Prompt: Examine the records and identify each line that includes the string "this". Copy those lines.

** BEGIN **

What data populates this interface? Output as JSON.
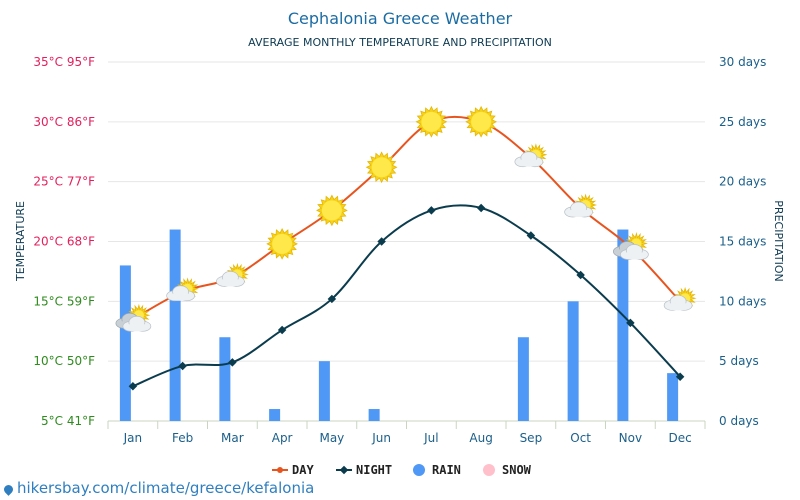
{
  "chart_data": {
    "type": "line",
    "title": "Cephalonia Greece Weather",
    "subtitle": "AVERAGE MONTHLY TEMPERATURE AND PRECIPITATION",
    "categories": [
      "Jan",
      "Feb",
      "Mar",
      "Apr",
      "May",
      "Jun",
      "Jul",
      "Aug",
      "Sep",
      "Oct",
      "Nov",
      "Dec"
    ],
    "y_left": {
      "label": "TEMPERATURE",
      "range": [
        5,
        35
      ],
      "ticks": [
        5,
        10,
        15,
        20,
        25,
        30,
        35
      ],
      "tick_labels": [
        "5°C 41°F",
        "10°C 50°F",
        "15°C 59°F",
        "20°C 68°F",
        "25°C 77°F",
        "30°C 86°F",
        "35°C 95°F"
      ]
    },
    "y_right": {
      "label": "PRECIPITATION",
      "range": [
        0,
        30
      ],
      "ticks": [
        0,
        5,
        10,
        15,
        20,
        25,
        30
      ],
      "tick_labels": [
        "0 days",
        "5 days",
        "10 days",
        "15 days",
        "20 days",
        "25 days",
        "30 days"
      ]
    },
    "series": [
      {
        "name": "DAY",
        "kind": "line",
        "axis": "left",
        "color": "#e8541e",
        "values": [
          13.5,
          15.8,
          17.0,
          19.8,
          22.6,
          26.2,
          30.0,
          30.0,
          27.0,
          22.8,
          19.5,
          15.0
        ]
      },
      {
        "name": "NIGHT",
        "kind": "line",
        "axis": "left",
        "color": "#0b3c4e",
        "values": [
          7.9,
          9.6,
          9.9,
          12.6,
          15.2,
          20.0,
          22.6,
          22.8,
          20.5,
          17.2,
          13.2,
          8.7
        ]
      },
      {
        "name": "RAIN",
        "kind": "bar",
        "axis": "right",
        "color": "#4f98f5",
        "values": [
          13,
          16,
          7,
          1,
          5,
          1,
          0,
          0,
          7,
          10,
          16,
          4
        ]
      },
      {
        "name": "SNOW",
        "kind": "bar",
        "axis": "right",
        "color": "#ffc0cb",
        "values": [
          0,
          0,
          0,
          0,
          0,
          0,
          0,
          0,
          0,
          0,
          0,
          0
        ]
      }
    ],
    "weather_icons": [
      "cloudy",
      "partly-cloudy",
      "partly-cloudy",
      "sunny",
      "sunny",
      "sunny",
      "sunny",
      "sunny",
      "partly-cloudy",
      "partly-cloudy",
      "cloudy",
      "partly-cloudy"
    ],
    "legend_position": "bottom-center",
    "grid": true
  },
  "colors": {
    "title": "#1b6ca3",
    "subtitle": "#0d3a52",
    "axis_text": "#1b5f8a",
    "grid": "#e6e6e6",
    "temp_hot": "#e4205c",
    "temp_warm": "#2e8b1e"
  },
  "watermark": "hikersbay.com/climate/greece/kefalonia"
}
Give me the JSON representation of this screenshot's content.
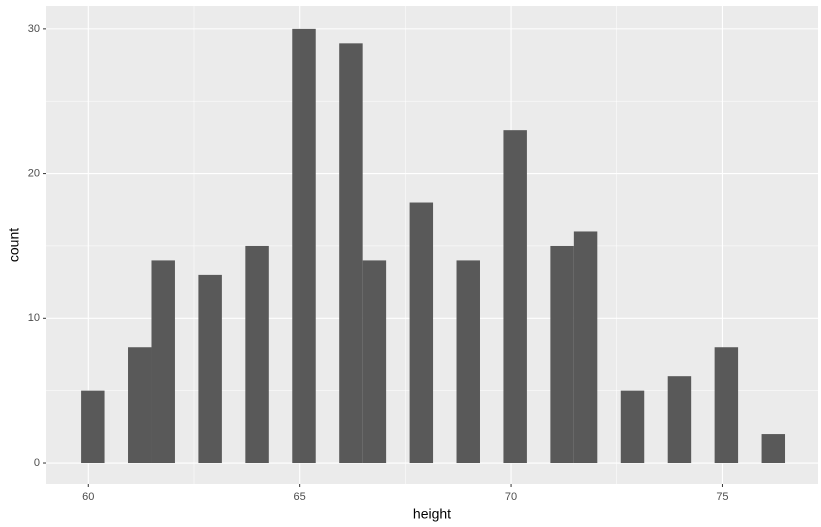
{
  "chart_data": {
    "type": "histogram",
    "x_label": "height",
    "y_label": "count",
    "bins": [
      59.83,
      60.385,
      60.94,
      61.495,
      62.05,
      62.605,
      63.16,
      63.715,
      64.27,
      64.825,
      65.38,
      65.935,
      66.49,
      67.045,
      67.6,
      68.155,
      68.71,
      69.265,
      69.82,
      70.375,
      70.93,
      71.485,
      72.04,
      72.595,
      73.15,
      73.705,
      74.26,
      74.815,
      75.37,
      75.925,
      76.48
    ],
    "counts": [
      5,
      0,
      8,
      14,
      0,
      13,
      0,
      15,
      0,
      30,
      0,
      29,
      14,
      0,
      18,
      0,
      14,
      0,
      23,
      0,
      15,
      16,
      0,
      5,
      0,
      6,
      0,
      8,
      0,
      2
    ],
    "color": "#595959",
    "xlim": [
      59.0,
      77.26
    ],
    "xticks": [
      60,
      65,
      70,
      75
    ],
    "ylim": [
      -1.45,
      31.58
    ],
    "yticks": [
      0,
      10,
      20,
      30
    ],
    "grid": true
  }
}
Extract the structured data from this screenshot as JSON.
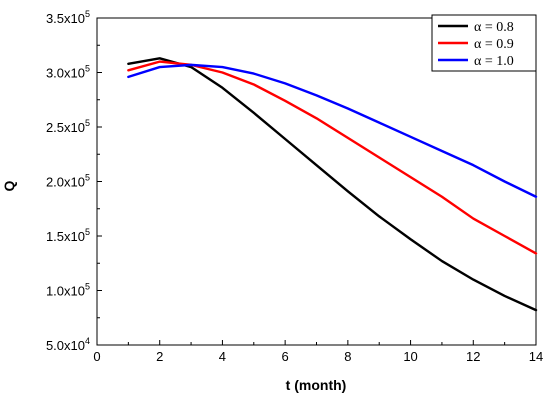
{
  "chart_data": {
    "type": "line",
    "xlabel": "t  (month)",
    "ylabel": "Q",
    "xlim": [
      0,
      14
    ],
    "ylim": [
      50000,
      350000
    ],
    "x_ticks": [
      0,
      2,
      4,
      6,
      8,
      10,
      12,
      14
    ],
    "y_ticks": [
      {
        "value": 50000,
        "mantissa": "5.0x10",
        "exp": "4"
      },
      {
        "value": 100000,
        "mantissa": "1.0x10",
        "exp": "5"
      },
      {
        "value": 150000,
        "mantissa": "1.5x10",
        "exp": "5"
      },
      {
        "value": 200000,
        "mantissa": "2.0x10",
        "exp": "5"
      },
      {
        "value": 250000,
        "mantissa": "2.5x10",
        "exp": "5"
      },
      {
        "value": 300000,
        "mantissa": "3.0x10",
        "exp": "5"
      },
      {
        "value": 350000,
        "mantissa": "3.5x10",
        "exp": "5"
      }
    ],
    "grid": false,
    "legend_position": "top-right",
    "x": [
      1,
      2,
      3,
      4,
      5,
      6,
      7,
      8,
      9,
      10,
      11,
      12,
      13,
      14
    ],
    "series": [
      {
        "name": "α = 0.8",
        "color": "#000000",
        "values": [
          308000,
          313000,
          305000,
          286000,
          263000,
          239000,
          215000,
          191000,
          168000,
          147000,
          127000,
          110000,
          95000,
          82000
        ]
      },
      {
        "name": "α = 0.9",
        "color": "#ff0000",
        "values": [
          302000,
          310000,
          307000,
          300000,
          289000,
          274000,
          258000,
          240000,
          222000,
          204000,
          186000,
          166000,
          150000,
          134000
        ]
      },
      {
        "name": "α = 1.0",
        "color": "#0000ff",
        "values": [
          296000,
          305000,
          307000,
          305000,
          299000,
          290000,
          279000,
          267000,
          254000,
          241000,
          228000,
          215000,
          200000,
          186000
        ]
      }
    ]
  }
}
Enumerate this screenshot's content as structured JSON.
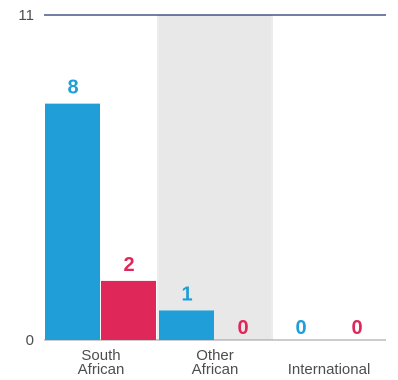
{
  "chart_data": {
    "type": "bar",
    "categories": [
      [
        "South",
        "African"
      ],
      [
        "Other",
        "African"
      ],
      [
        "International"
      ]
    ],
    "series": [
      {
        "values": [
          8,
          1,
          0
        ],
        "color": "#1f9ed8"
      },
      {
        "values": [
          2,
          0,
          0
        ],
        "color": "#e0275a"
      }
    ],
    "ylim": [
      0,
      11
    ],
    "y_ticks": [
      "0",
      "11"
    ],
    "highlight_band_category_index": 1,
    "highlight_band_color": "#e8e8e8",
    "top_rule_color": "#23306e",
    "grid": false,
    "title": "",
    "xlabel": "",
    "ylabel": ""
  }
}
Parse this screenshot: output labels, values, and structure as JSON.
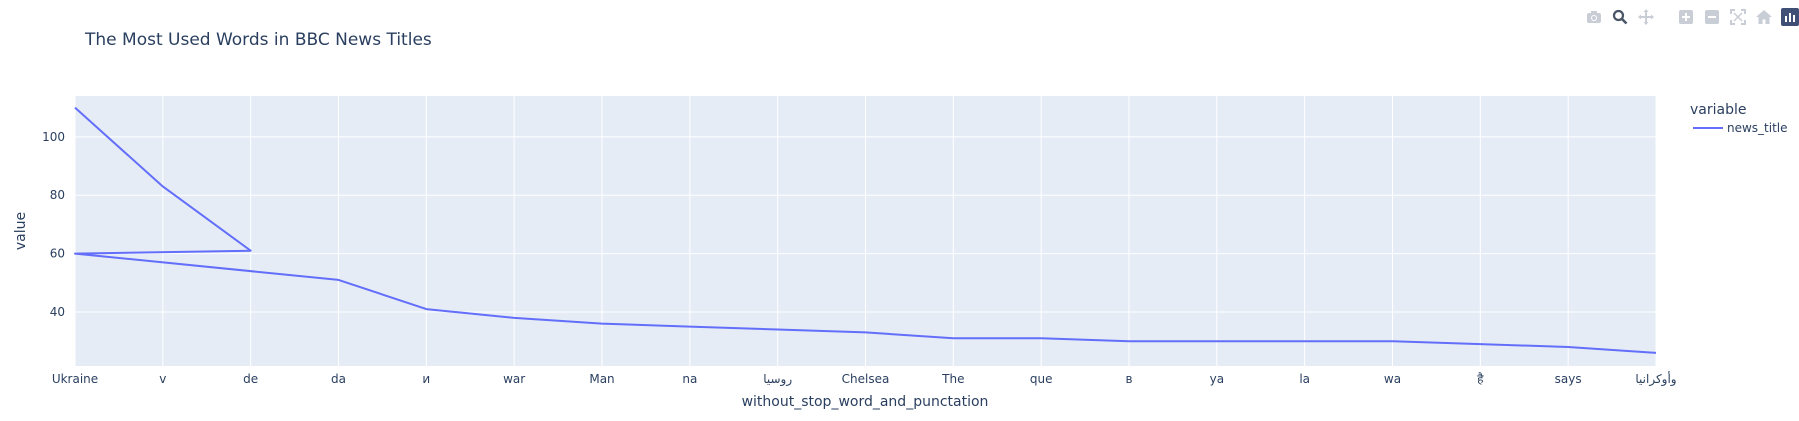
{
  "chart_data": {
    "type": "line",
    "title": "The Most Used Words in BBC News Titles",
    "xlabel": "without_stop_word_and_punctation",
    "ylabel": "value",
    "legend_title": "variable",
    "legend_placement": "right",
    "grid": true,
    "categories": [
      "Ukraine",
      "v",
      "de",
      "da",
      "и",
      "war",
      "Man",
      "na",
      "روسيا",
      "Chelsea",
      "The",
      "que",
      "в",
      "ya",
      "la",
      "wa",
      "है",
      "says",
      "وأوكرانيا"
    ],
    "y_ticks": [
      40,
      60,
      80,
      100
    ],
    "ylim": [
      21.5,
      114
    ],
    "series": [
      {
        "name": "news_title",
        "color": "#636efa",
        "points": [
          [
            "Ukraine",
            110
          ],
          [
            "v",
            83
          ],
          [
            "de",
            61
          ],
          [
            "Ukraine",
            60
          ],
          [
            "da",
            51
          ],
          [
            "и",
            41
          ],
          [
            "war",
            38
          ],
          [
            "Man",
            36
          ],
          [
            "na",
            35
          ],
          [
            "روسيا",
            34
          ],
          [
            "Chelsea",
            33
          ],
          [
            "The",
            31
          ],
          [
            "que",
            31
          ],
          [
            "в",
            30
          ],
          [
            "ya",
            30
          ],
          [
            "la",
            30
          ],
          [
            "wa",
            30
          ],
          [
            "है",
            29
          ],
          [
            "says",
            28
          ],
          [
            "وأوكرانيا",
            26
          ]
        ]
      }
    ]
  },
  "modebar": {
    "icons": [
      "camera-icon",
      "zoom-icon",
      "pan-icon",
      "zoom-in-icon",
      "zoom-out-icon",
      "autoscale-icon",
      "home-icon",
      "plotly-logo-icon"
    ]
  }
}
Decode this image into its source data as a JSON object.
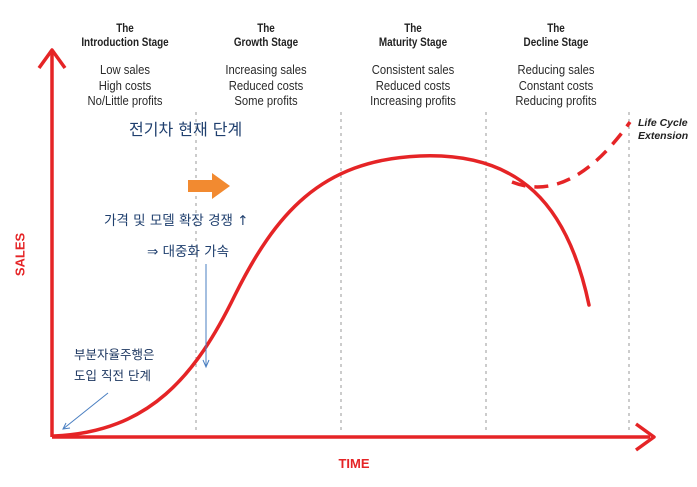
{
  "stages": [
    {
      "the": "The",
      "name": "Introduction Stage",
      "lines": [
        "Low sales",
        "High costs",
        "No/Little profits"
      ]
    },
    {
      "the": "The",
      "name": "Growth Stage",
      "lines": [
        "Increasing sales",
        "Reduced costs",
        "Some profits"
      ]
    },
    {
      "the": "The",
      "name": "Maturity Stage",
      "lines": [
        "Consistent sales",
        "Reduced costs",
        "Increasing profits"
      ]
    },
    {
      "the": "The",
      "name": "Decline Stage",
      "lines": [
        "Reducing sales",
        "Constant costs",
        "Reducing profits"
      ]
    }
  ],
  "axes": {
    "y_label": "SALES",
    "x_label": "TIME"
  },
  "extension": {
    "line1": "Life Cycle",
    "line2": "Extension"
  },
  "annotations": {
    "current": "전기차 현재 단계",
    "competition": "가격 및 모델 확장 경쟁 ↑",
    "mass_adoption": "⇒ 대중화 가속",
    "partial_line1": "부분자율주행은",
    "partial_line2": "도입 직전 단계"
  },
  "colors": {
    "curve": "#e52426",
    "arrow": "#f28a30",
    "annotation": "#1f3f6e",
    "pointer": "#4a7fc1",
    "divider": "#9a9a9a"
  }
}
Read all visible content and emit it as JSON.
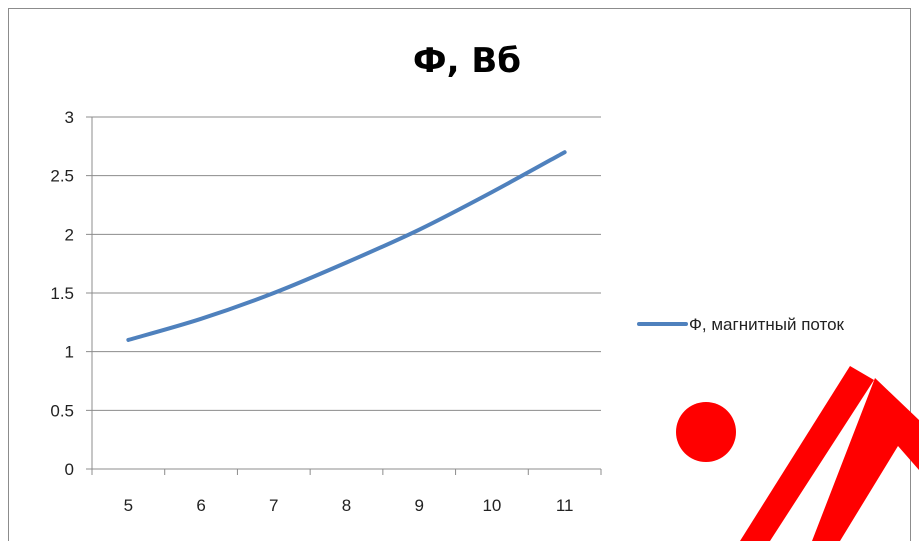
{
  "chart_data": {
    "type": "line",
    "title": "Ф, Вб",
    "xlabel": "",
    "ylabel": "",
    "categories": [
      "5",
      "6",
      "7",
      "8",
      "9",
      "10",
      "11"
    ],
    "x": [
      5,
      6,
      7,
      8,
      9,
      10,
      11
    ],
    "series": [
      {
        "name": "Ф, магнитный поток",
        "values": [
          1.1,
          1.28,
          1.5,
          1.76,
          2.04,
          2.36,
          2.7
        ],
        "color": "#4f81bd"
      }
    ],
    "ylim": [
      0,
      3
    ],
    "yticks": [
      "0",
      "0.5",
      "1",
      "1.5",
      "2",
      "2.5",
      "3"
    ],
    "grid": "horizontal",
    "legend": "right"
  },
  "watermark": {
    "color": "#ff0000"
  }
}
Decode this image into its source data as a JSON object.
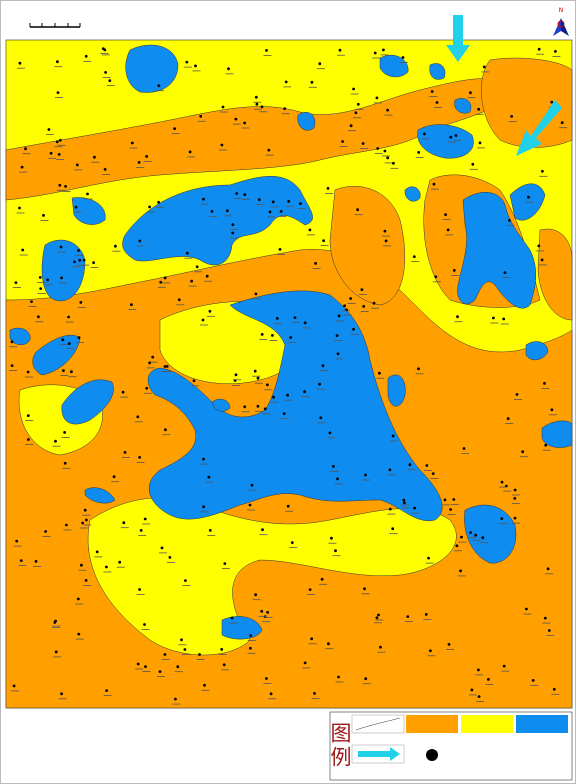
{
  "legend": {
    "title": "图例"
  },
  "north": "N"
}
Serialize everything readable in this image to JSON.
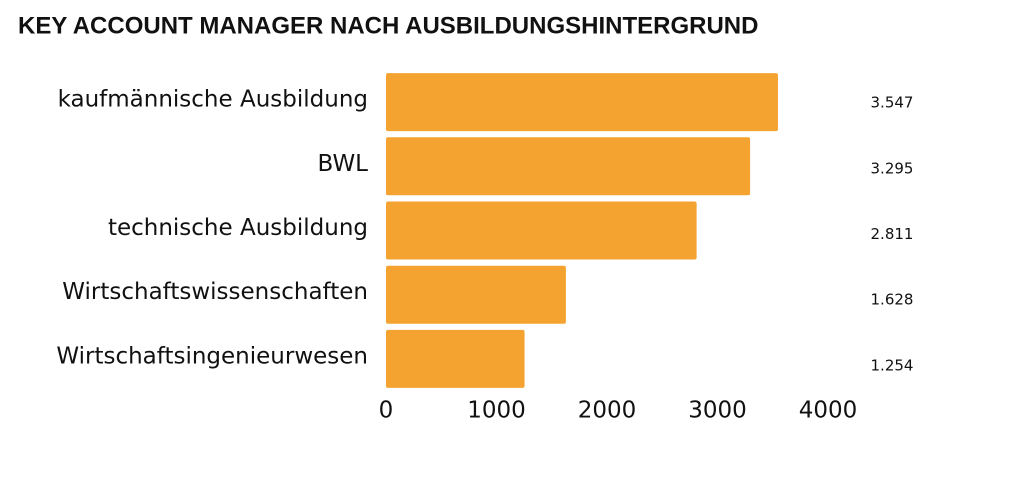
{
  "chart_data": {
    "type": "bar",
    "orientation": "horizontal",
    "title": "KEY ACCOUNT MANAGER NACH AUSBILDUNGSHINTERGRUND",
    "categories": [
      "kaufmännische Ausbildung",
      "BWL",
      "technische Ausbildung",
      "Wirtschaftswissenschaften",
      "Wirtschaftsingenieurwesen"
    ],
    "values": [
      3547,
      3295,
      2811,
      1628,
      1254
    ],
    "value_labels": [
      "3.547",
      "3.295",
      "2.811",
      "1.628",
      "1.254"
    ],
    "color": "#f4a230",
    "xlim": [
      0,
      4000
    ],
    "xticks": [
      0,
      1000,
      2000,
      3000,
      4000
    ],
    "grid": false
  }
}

** END **

Completed exercise:
What data populates this interface? Output as JSON.
Give me the JSON representation of this screenshot's content.
Extract the structured data from this screenshot as JSON.
Enumerate this screenshot's content as structured JSON.
Parse this screenshot: output labels, values, and structure as JSON.
Decode this image into its source data as a JSON object.
Decode this image into its source data as a JSON object.
Serialize everything readable in this image to JSON.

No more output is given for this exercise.